Dataset records:
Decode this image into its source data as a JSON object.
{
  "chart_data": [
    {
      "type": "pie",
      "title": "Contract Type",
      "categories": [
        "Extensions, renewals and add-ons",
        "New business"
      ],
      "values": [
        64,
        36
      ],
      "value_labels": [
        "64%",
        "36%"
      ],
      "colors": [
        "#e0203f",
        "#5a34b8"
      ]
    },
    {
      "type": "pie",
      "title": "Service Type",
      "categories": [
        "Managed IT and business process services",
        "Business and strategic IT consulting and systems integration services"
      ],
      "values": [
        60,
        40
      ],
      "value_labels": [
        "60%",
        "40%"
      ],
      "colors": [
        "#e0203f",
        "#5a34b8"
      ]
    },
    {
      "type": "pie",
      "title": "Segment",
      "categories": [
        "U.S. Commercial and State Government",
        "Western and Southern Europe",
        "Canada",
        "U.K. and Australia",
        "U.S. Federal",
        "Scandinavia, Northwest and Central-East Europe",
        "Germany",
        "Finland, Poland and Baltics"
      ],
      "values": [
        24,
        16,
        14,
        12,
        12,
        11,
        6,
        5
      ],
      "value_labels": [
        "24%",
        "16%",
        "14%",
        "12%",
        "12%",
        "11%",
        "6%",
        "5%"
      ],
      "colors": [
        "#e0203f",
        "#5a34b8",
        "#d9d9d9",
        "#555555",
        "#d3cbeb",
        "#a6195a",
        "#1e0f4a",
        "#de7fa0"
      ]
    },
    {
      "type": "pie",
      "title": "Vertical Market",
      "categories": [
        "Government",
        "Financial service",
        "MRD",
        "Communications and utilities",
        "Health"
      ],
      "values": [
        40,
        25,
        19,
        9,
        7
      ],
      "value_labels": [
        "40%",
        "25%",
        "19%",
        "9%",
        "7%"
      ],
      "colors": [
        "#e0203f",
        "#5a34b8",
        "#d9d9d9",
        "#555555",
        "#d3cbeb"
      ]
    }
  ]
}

Objective:
Write out the whole listing again, exactly as it stands.

Response for this exercise:
Decode this image into its source data as a JSON object.
{
  "chart_data": [
    {
      "type": "pie",
      "title": "Contract Type",
      "categories": [
        "Extensions, renewals and add-ons",
        "New business"
      ],
      "values": [
        64,
        36
      ],
      "value_labels": [
        "64%",
        "36%"
      ],
      "colors": [
        "#e0203f",
        "#5a34b8"
      ]
    },
    {
      "type": "pie",
      "title": "Service Type",
      "categories": [
        "Managed IT and business process services",
        "Business and strategic IT consulting and systems integration services"
      ],
      "values": [
        60,
        40
      ],
      "value_labels": [
        "60%",
        "40%"
      ],
      "colors": [
        "#e0203f",
        "#5a34b8"
      ]
    },
    {
      "type": "pie",
      "title": "Segment",
      "categories": [
        "U.S. Commercial and State Government",
        "Western and Southern Europe",
        "Canada",
        "U.K. and Australia",
        "U.S. Federal",
        "Scandinavia, Northwest and Central-East Europe",
        "Germany",
        "Finland, Poland and Baltics"
      ],
      "values": [
        24,
        16,
        14,
        12,
        12,
        11,
        6,
        5
      ],
      "value_labels": [
        "24%",
        "16%",
        "14%",
        "12%",
        "12%",
        "11%",
        "6%",
        "5%"
      ],
      "colors": [
        "#e0203f",
        "#5a34b8",
        "#d9d9d9",
        "#555555",
        "#d3cbeb",
        "#a6195a",
        "#1e0f4a",
        "#de7fa0"
      ]
    },
    {
      "type": "pie",
      "title": "Vertical Market",
      "categories": [
        "Government",
        "Financial service",
        "MRD",
        "Communications and utilities",
        "Health"
      ],
      "values": [
        40,
        25,
        19,
        9,
        7
      ],
      "value_labels": [
        "40%",
        "25%",
        "19%",
        "9%",
        "7%"
      ],
      "colors": [
        "#e0203f",
        "#5a34b8",
        "#d9d9d9",
        "#555555",
        "#d3cbeb"
      ]
    }
  ]
}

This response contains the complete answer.